— TO BE DONE —
Quote every line of the material beneath this one.

— EXERCISE DATA —

——————————

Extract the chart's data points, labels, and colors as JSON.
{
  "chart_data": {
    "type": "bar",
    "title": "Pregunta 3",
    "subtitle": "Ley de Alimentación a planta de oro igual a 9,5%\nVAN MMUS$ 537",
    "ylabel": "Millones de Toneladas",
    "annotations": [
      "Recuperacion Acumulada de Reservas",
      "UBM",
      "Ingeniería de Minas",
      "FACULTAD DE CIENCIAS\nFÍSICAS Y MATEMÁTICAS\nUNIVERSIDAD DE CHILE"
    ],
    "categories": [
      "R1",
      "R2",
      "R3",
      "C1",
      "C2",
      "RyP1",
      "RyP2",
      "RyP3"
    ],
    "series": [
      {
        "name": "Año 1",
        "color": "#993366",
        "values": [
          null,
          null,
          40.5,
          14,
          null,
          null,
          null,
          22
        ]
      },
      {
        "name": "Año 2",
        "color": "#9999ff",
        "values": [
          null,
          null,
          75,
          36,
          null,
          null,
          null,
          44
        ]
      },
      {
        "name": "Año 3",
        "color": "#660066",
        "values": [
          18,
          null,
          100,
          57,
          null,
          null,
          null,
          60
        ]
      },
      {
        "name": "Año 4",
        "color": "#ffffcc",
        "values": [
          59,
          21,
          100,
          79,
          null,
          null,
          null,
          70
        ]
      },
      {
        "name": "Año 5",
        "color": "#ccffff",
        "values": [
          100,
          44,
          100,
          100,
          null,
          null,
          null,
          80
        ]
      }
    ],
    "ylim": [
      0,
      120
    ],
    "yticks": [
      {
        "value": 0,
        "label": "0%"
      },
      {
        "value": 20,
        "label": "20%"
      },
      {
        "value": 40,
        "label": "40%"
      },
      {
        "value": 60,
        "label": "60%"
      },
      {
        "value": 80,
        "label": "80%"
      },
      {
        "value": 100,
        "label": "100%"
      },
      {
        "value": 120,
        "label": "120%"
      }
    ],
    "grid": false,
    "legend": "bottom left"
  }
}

——————————

— TASK RESPONSE —
Extract the chart's data points, labels, and colors as JSON.
{
  "chart_data": {
    "type": "bar",
    "title": "Pregunta 3",
    "subtitle": "Ley de Alimentación a planta de oro igual a 9,5%\nVAN MMUS$ 537",
    "ylabel": "Millones de Toneladas",
    "annotations": [
      "Recuperacion Acumulada de Reservas",
      "UBM",
      "Ingeniería de Minas",
      "FACULTAD DE CIENCIAS\nFÍSICAS Y MATEMÁTICAS\nUNIVERSIDAD DE CHILE"
    ],
    "categories": [
      "R1",
      "R2",
      "R3",
      "C1",
      "C2",
      "RyP1",
      "RyP2",
      "RyP3"
    ],
    "series": [
      {
        "name": "Año 1",
        "color": "#993366",
        "values": [
          null,
          null,
          40.5,
          14,
          null,
          null,
          null,
          22
        ]
      },
      {
        "name": "Año 2",
        "color": "#9999ff",
        "values": [
          null,
          null,
          75,
          36,
          null,
          null,
          null,
          44
        ]
      },
      {
        "name": "Año 3",
        "color": "#660066",
        "values": [
          18,
          null,
          100,
          57,
          null,
          null,
          null,
          60
        ]
      },
      {
        "name": "Año 4",
        "color": "#ffffcc",
        "values": [
          59,
          21,
          100,
          79,
          null,
          null,
          null,
          70
        ]
      },
      {
        "name": "Año 5",
        "color": "#ccffff",
        "values": [
          100,
          44,
          100,
          100,
          null,
          null,
          null,
          80
        ]
      }
    ],
    "ylim": [
      0,
      120
    ],
    "yticks": [
      {
        "value": 0,
        "label": "0%"
      },
      {
        "value": 20,
        "label": "20%"
      },
      {
        "value": 40,
        "label": "40%"
      },
      {
        "value": 60,
        "label": "60%"
      },
      {
        "value": 80,
        "label": "80%"
      },
      {
        "value": 100,
        "label": "100%"
      },
      {
        "value": 120,
        "label": "120%"
      }
    ],
    "grid": false,
    "legend": "bottom left"
  }
}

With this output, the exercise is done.